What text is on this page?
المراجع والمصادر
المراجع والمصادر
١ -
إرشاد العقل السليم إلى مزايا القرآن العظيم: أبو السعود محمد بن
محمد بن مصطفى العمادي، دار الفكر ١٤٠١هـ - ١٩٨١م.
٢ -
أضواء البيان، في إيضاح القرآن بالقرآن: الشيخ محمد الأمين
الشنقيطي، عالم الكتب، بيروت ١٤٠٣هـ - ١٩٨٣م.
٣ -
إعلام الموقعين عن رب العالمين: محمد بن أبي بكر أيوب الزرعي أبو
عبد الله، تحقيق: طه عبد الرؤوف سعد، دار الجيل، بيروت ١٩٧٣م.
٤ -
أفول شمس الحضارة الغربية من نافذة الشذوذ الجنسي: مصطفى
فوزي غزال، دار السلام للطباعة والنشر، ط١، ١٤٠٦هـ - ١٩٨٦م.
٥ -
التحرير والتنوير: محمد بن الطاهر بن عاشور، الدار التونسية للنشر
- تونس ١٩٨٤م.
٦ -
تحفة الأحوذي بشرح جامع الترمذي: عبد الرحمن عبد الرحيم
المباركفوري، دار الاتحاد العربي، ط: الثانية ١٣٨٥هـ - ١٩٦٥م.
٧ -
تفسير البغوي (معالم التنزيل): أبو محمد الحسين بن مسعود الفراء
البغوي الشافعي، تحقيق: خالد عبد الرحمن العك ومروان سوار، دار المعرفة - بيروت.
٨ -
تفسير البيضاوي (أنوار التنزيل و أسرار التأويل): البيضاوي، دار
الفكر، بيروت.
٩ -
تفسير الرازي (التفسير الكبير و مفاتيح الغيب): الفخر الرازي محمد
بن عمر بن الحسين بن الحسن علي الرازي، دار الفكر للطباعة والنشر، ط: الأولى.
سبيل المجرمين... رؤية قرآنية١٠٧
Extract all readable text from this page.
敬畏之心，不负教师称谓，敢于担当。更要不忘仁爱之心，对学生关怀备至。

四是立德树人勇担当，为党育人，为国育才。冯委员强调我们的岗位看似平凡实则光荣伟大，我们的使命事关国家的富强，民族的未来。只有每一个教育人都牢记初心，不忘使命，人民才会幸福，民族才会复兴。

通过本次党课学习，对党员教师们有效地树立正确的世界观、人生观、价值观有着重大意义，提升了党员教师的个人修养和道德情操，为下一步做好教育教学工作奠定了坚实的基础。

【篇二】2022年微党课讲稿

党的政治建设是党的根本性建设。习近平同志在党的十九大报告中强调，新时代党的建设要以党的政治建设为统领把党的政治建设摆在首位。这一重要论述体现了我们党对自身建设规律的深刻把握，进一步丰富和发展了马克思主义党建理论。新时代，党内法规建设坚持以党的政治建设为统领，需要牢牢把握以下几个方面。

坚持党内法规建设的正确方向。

==========

● **Set exercise**: Track down every line of the material containing the string "القرآن", and copy it.

● **Output below**:
إرشاد العقل السليم إلى مزايا القرآن العظيم: أبو السعود محمد بن
أضواء البيان، في إيضاح القرآن بالقرآن: الشيخ محمد الأمين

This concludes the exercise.